Transcribe all the records with complete accuracy.

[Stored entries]
— BEGIN —

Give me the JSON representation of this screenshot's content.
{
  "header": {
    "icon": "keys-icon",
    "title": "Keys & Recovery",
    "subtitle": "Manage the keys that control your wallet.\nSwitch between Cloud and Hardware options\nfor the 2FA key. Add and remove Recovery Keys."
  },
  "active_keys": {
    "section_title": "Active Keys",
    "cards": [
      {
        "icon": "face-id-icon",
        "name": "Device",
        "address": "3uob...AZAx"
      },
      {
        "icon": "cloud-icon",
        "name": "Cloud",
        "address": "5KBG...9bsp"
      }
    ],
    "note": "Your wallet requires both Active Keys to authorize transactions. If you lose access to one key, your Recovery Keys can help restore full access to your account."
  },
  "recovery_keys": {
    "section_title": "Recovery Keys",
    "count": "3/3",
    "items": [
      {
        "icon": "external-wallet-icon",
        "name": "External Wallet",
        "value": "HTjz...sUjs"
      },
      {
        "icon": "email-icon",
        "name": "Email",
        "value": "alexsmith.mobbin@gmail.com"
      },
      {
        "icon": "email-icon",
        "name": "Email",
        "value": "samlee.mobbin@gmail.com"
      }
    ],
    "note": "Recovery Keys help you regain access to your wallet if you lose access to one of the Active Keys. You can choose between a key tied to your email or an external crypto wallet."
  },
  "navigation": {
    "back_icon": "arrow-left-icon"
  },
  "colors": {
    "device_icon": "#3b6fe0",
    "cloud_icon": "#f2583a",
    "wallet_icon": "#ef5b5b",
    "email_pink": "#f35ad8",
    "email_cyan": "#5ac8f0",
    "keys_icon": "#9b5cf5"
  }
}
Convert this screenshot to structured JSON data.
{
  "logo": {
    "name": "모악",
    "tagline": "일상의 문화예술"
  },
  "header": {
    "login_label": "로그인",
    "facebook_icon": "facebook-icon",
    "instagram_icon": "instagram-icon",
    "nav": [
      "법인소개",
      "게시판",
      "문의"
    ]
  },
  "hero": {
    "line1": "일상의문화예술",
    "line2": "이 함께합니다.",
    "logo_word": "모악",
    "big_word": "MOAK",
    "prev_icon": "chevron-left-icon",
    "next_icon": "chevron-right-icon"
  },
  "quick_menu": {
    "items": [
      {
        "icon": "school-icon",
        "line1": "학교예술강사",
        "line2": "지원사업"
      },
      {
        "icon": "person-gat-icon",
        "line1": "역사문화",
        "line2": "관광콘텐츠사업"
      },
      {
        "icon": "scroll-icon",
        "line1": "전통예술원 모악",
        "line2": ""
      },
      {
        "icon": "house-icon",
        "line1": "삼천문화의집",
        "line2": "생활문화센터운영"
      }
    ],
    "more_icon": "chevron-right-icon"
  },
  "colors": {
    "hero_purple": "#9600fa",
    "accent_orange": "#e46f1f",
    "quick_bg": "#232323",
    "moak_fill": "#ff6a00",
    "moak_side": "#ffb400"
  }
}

— END —

*Response:*
Give me the JSON representation of this screenshot's content.
{
  "header": {
    "icon": "keys-icon",
    "title": "Keys & Recovery",
    "subtitle": "Manage the keys that control your wallet.\nSwitch between Cloud and Hardware options\nfor the 2FA key. Add and remove Recovery Keys."
  },
  "active_keys": {
    "section_title": "Active Keys",
    "cards": [
      {
        "icon": "face-id-icon",
        "name": "Device",
        "address": "3uob...AZAx"
      },
      {
        "icon": "cloud-icon",
        "name": "Cloud",
        "address": "5KBG...9bsp"
      }
    ],
    "note": "Your wallet requires both Active Keys to authorize transactions. If you lose access to one key, your Recovery Keys can help restore full access to your account."
  },
  "recovery_keys": {
    "section_title": "Recovery Keys",
    "count": "3/3",
    "items": [
      {
        "icon": "external-wallet-icon",
        "name": "External Wallet",
        "value": "HTjz...sUjs"
      },
      {
        "icon": "email-icon",
        "name": "Email",
        "value": "alexsmith.mobbin@gmail.com"
      },
      {
        "icon": "email-icon",
        "name": "Email",
        "value": "samlee.mobbin@gmail.com"
      }
    ],
    "note": "Recovery Keys help you regain access to your wallet if you lose access to one of the Active Keys. You can choose between a key tied to your email or an external crypto wallet."
  },
  "navigation": {
    "back_icon": "arrow-left-icon"
  },
  "colors": {
    "device_icon": "#3b6fe0",
    "cloud_icon": "#f2583a",
    "wallet_icon": "#ef5b5b",
    "email_pink": "#f35ad8",
    "email_cyan": "#5ac8f0",
    "keys_icon": "#9b5cf5"
  }
}
Convert this screenshot to structured JSON data.
{
  "logo": {
    "name": "모악",
    "tagline": "일상의 문화예술"
  },
  "header": {
    "login_label": "로그인",
    "facebook_icon": "facebook-icon",
    "instagram_icon": "instagram-icon",
    "nav": [
      "법인소개",
      "게시판",
      "문의"
    ]
  },
  "hero": {
    "line1": "일상의문화예술",
    "line2": "이 함께합니다.",
    "logo_word": "모악",
    "big_word": "MOAK",
    "prev_icon": "chevron-left-icon",
    "next_icon": "chevron-right-icon"
  },
  "quick_menu": {
    "items": [
      {
        "icon": "school-icon",
        "line1": "학교예술강사",
        "line2": "지원사업"
      },
      {
        "icon": "person-gat-icon",
        "line1": "역사문화",
        "line2": "관광콘텐츠사업"
      },
      {
        "icon": "scroll-icon",
        "line1": "전통예술원 모악",
        "line2": ""
      },
      {
        "icon": "house-icon",
        "line1": "삼천문화의집",
        "line2": "생활문화센터운영"
      }
    ],
    "more_icon": "chevron-right-icon"
  },
  "colors": {
    "hero_purple": "#9600fa",
    "accent_orange": "#e46f1f",
    "quick_bg": "#232323",
    "moak_fill": "#ff6a00",
    "moak_side": "#ffb400"
  }
}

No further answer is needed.